Request - Give the listing again exactly, omitting its images.

Raw data -

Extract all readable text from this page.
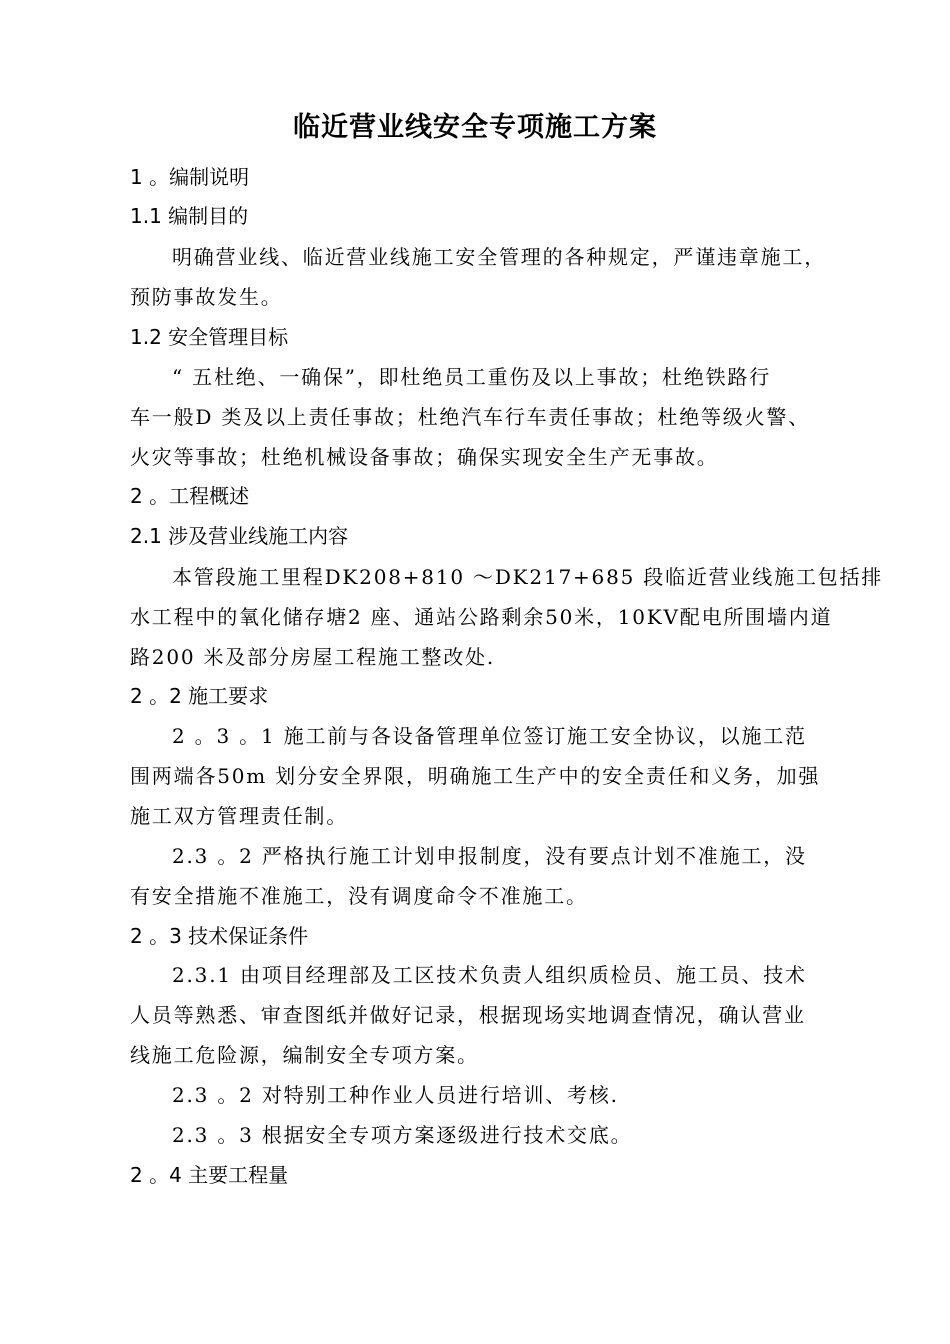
临近营业线安全专项施工方案
1 。编制说明
1.1 编制目的
明确营业线、临近营业线施工安全管理的各种规定，严谨违章施工，
预防事故发生。
1.2 安全管理目标
“ 五杜绝、一确保”，即杜绝员工重伤及以上事故；杜绝铁路行
车一般D 类及以上责任事故；杜绝汽车行车责任事故；杜绝等级火警、
火灾等事故；杜绝机械设备事故；确保实现安全生产无事故。
2 。工程概述
2.1 涉及营业线施工内容
本管段施工里程DK208+810 ～DK217+685 段临近营业线施工包括排
水工程中的氧化储存塘2 座、通站公路剩余50米，10KV配电所围墙内道
路200 米及部分房屋工程施工整改处.
2 。2 施工要求
2 。3 。1 施工前与各设备管理单位签订施工安全协议，以施工范
围两端各50m 划分安全界限，明确施工生产中的安全责任和义务，加强
施工双方管理责任制。
2.3 。2 严格执行施工计划申报制度，没有要点计划不准施工，没
有安全措施不准施工，没有调度命令不准施工。
2 。3 技术保证条件
2.3.1 由项目经理部及工区技术负责人组织质检员、施工员、技术
人员等熟悉、审查图纸并做好记录，根据现场实地调查情况，确认营业
线施工危险源，编制安全专项方案。
2.3 。2 对特别工种作业人员进行培训、考核.
2.3 。3 根据安全专项方案逐级进行技术交底。
2 。4 主要工程量
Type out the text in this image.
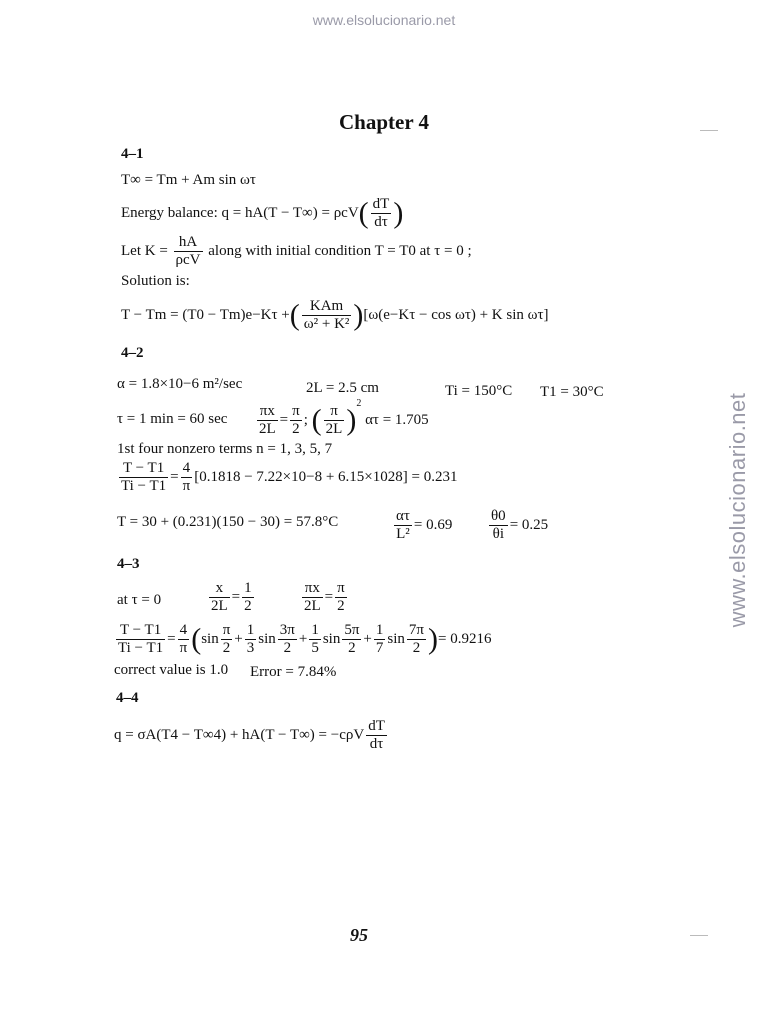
www.elsolucionario.net
www.elsolucionario.net
Chapter 4
4–1
T∞ = Tm + Am sin ωτ
Energy balance: $q = hA(T - T\infty) = \rho cV( \frac{dT}{d\tau}$ )
Let $K = \frac{hA}{\text{ρcV}}$ along with initial condition T = T0 at τ = 0 ;
Solution is:
T − Tm = (T0 − Tm)e−Kτ +( $\frac{\text{KAm}}{\text{ω² + K²}} )[\omega(e-K\tau - \cos \omega\tau) + K$ sin ωτ]
4–2
α = 1.8×10−6 m²/sec	2L = 2.5 cm	Ti = 150°C T1 = 30°C
τ = 1 min = 60 $\sec \frac{\pi x}{2L} = \frac{\pi}{2}$ ; ( $\frac{\pi}{2L} )^2$ ατ = 1.705
1st four nonzero terms n = 1, 3, 5, 7
$\frac{T - T1}{Ti - T1} = \frac{4}{\pi} [0.1818 - 7.22\times 10-8 + 6.15\times 1028] = 0.231$
T = 30 + (0.231)(150 − 30) = 57.8°C	$\frac{\alpha\tau}{\text{L²}} = 0.69 \frac{\theta 0}{\theta i} = 0.25$
4–3
at τ = 0	$\frac{x}{2L} = \frac{1}{2}$	$\frac{\pi x}{2L} = \frac{\pi}{2}$
$\frac{T - T1}{Ti - T1} = \frac{4}{\pi} (\sin \frac{\pi}{2} + \frac{1}{3}$ $\sin \frac{3\pi}{2} + \frac{1}{5}$ $\sin \frac{5\pi}{2} + \frac{1}{7}$ $\sin \frac{7\pi}{2}$ )= 0.9216
correct value is 1.0 Error = 7.84%
4–4
$q = \sigma A(T4 - T\infty 4) + hA(T - T\infty) = -c\rho V \frac{dT}{d\tau}$
95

Result of this task -
Extract all readable text from this page.
临近营业线安全专项施工方案
1 。编制说明
1.1 编制目的
明确营业线、临近营业线施工安全管理的各种规定，严谨违章施工，
预防事故发生。
1.2 安全管理目标
“ 五杜绝、一确保”，即杜绝员工重伤及以上事故；杜绝铁路行
车一般D 类及以上责任事故；杜绝汽车行车责任事故；杜绝等级火警、
火灾等事故；杜绝机械设备事故；确保实现安全生产无事故。
2 。工程概述
2.1 涉及营业线施工内容
本管段施工里程DK208+810 ～DK217+685 段临近营业线施工包括排
水工程中的氧化储存塘2 座、通站公路剩余50米，10KV配电所围墙内道
路200 米及部分房屋工程施工整改处.
2 。2 施工要求
2 。3 。1 施工前与各设备管理单位签订施工安全协议，以施工范
围两端各50m 划分安全界限，明确施工生产中的安全责任和义务，加强
施工双方管理责任制。
2.3 。2 严格执行施工计划申报制度，没有要点计划不准施工，没
有安全措施不准施工，没有调度命令不准施工。
2 。3 技术保证条件
2.3.1 由项目经理部及工区技术负责人组织质检员、施工员、技术
人员等熟悉、审查图纸并做好记录，根据现场实地调查情况，确认营业
线施工危险源，编制安全专项方案。
2.3 。2 对特别工种作业人员进行培训、考核.
2.3 。3 根据安全专项方案逐级进行技术交底。
2 。4 主要工程量
Type out the text in this image.
www.elsolucionario.net
www.elsolucionario.net
Chapter 4
4–1
T∞ = Tm + Am sin ωτ
Energy balance: $q = hA(T - T\infty) = \rho cV( \frac{dT}{d\tau}$ )
Let $K = \frac{hA}{\text{ρcV}}$ along with initial condition T = T0 at τ = 0 ;
Solution is:
T − Tm = (T0 − Tm)e−Kτ +( $\frac{\text{KAm}}{\text{ω² + K²}} )[\omega(e-K\tau - \cos \omega\tau) + K$ sin ωτ]
4–2
α = 1.8×10−6 m²/sec	2L = 2.5 cm	Ti = 150°C T1 = 30°C
τ = 1 min = 60 $\sec \frac{\pi x}{2L} = \frac{\pi}{2}$ ; ( $\frac{\pi}{2L} )^2$ ατ = 1.705
1st four nonzero terms n = 1, 3, 5, 7
$\frac{T - T1}{Ti - T1} = \frac{4}{\pi} [0.1818 - 7.22\times 10-8 + 6.15\times 1028] = 0.231$
T = 30 + (0.231)(150 − 30) = 57.8°C	$\frac{\alpha\tau}{\text{L²}} = 0.69 \frac{\theta 0}{\theta i} = 0.25$
4–3
at τ = 0	$\frac{x}{2L} = \frac{1}{2}$	$\frac{\pi x}{2L} = \frac{\pi}{2}$
$\frac{T - T1}{Ti - T1} = \frac{4}{\pi} (\sin \frac{\pi}{2} + \frac{1}{3}$ $\sin \frac{3\pi}{2} + \frac{1}{5}$ $\sin \frac{5\pi}{2} + \frac{1}{7}$ $\sin \frac{7\pi}{2}$ )= 0.9216
correct value is 1.0 Error = 7.84%
4–4
$q = \sigma A(T4 - T\infty 4) + hA(T - T\infty) = -c\rho V \frac{dT}{d\tau}$
95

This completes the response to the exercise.